§ Aim of the task
Every line containing the string "load" is to be copied from the records.

§ Collected data entries
━━━━━━━━

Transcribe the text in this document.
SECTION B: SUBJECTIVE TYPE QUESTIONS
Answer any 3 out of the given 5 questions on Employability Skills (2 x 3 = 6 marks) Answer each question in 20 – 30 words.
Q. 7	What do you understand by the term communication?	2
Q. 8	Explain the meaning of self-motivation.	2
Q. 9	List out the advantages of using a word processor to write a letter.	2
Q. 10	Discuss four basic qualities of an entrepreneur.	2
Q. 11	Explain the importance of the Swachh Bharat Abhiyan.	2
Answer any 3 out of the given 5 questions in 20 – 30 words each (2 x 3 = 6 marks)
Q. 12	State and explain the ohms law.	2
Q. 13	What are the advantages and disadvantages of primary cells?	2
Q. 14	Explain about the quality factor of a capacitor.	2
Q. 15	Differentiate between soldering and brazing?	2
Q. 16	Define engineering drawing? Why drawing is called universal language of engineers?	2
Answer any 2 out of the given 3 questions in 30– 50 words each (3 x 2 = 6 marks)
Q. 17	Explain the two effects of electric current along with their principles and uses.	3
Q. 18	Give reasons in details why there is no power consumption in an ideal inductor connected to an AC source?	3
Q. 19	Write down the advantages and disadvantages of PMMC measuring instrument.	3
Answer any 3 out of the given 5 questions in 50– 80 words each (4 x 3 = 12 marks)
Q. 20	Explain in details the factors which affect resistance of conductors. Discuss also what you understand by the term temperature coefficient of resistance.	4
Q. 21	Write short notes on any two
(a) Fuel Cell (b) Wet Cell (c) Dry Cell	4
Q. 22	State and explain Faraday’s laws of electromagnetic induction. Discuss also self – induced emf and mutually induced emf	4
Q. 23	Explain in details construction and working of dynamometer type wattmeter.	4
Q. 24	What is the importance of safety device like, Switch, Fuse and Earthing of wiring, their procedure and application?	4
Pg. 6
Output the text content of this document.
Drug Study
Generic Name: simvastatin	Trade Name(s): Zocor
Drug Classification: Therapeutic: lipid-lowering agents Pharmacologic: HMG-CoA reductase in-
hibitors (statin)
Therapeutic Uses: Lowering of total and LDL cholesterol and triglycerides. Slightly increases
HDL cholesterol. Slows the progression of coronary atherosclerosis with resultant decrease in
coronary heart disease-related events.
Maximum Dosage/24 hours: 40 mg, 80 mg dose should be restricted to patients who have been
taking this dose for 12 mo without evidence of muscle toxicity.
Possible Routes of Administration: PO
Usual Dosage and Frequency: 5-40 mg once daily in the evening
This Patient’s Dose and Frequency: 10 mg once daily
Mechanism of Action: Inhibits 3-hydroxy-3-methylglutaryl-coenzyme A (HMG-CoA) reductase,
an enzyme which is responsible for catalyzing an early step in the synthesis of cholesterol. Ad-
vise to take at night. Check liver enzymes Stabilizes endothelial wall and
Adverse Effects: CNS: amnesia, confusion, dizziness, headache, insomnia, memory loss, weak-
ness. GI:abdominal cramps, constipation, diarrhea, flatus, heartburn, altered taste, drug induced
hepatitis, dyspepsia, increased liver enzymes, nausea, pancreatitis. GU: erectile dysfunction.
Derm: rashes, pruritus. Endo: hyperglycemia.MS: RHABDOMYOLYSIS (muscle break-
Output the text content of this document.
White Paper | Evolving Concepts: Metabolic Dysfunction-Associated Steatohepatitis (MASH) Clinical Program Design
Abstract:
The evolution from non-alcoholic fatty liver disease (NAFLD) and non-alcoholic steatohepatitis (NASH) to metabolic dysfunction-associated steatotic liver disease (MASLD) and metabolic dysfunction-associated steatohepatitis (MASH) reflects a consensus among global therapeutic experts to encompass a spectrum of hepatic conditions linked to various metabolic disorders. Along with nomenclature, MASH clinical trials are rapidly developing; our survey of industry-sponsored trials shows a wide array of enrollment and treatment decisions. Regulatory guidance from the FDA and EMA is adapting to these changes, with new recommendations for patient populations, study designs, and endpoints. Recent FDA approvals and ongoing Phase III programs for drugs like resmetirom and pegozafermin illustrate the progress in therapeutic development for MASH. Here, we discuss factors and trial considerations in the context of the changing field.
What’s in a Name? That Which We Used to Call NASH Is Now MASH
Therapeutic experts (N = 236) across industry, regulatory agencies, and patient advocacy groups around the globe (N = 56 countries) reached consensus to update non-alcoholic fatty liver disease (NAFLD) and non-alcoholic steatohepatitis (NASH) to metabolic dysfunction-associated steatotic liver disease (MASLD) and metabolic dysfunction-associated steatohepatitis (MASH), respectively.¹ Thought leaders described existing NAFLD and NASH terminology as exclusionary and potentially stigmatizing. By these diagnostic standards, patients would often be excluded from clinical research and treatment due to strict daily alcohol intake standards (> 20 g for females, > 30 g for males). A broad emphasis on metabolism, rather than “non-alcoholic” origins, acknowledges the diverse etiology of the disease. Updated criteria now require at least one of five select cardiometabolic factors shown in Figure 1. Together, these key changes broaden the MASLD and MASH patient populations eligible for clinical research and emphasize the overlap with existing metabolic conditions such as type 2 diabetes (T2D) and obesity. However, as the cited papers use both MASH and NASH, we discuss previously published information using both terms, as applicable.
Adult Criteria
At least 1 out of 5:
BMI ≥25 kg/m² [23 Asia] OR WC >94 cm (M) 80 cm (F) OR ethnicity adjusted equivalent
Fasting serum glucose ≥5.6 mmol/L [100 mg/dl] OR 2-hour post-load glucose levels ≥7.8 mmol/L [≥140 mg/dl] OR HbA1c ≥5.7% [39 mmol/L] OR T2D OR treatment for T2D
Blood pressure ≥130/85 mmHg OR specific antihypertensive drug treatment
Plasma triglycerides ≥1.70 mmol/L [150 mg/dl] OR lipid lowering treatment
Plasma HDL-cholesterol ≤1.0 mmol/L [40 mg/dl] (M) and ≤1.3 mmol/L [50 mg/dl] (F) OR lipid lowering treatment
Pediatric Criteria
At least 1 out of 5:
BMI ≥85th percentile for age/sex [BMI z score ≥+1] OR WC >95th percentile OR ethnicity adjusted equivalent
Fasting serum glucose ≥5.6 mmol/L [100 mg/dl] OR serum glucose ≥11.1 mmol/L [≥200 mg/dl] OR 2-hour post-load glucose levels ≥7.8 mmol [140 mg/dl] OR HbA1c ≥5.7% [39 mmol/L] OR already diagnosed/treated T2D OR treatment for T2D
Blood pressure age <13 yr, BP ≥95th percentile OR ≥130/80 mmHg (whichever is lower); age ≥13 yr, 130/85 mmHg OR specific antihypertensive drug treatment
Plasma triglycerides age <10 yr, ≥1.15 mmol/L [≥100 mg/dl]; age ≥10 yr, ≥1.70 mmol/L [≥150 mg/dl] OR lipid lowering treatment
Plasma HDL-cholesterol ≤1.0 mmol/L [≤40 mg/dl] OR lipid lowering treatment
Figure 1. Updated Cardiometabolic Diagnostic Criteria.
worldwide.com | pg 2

━━━━━━━━

§ Solution to this task
Fasting serum glucose ≥5.6 mmol/L [100 mg/dl] OR 2-hour post-load glucose levels ≥7.8 mmol/L [≥140 mg/dl] OR HbA1c ≥5.7% [39 mmol/L] OR T2D OR treatment for T2D
Fasting serum glucose ≥5.6 mmol/L [100 mg/dl] OR serum glucose ≥11.1 mmol/L [≥200 mg/dl] OR 2-hour post-load glucose levels ≥7.8 mmol [140 mg/dl] OR HbA1c ≥5.7% [39 mmol/L] OR already diagnosed/treated T2D OR treatment for T2D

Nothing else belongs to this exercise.